Print the line that contains "OCR this image." and every line after it through the last line of the records below, exactly as written and nothing else.

════════════════════

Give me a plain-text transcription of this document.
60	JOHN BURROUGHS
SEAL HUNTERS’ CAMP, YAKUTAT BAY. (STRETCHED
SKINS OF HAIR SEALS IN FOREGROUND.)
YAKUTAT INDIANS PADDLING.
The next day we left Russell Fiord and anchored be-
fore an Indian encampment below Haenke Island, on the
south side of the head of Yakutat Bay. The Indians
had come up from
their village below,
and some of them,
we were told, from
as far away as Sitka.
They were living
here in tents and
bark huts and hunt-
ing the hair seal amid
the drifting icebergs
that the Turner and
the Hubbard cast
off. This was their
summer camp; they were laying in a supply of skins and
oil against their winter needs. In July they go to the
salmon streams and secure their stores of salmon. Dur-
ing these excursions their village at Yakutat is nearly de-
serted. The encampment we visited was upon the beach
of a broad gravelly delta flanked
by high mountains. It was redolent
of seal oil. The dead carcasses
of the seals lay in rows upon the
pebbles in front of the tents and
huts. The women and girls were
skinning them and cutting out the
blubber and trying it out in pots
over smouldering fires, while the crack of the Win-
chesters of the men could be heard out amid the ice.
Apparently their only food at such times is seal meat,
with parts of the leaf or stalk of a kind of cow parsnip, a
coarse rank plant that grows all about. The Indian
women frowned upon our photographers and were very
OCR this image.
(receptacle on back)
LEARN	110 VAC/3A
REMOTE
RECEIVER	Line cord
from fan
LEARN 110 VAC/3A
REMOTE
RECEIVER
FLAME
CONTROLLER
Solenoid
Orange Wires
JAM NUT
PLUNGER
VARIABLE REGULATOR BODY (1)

════════════════════

TASK SOLUTION ->
OCR this image.
(receptacle on back)
LEARN	110 VAC/3A
REMOTE
RECEIVER	Line cord
from fan
LEARN 110 VAC/3A
REMOTE
RECEIVER
FLAME
CONTROLLER
Solenoid
Orange Wires
JAM NUT
PLUNGER
VARIABLE REGULATOR BODY (1)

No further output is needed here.